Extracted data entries
* * * * * * * * *
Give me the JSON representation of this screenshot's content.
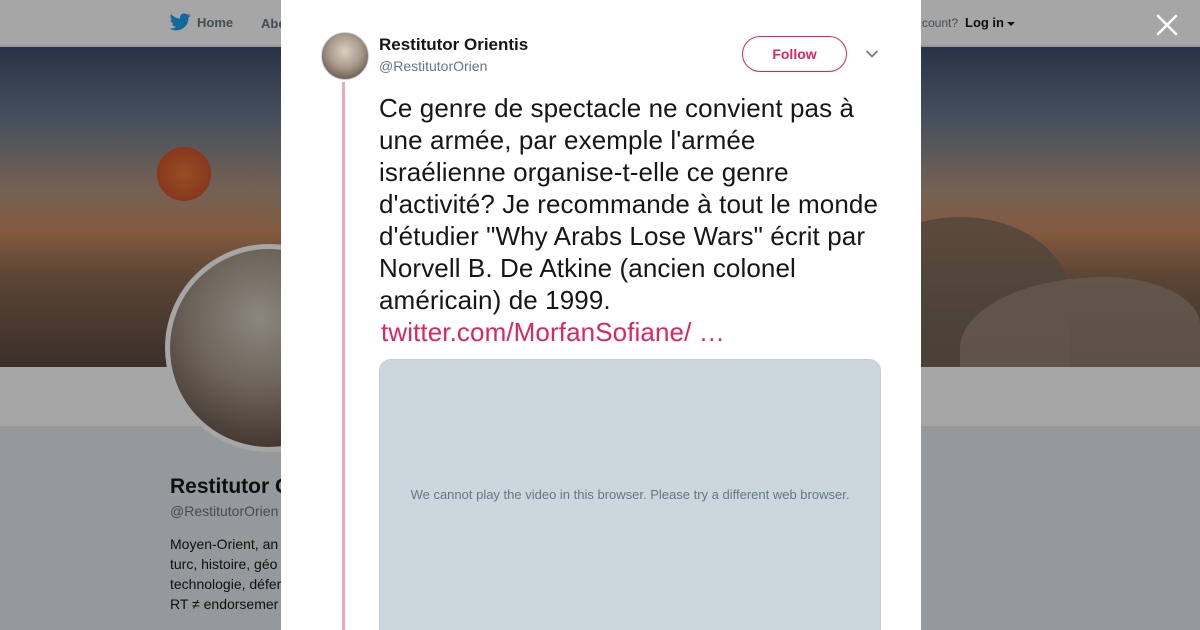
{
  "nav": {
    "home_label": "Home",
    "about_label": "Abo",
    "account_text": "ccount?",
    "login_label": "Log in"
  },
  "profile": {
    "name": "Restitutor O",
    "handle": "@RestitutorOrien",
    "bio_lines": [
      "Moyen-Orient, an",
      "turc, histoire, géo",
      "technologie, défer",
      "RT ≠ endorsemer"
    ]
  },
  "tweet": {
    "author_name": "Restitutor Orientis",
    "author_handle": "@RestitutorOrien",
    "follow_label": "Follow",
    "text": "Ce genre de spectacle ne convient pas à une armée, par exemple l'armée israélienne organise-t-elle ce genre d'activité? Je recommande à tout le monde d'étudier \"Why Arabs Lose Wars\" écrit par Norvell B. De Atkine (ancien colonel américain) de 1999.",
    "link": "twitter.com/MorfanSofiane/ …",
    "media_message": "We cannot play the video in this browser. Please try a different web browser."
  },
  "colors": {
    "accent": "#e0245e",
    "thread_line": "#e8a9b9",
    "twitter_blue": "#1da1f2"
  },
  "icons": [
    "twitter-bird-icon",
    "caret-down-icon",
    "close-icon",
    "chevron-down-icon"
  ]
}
* * * * * * * * *
WHAT THE TASK REQUIRES:
Reproduce the data verbatim. Do not carry any picture into the copy.

EXERCISE OUTPUT:
Give me the JSON representation of this screenshot's content.
{
  "nav": {
    "home_label": "Home",
    "about_label": "Abo",
    "account_text": "ccount?",
    "login_label": "Log in"
  },
  "profile": {
    "name": "Restitutor O",
    "handle": "@RestitutorOrien",
    "bio_lines": [
      "Moyen-Orient, an",
      "turc, histoire, géo",
      "technologie, défer",
      "RT ≠ endorsemer"
    ]
  },
  "tweet": {
    "author_name": "Restitutor Orientis",
    "author_handle": "@RestitutorOrien",
    "follow_label": "Follow",
    "text": "Ce genre de spectacle ne convient pas à une armée, par exemple l'armée israélienne organise-t-elle ce genre d'activité? Je recommande à tout le monde d'étudier \"Why Arabs Lose Wars\" écrit par Norvell B. De Atkine (ancien colonel américain) de 1999.",
    "link": "twitter.com/MorfanSofiane/ …",
    "media_message": "We cannot play the video in this browser. Please try a different web browser."
  },
  "colors": {
    "accent": "#e0245e",
    "thread_line": "#e8a9b9",
    "twitter_blue": "#1da1f2"
  },
  "icons": [
    "twitter-bird-icon",
    "caret-down-icon",
    "close-icon",
    "chevron-down-icon"
  ]
}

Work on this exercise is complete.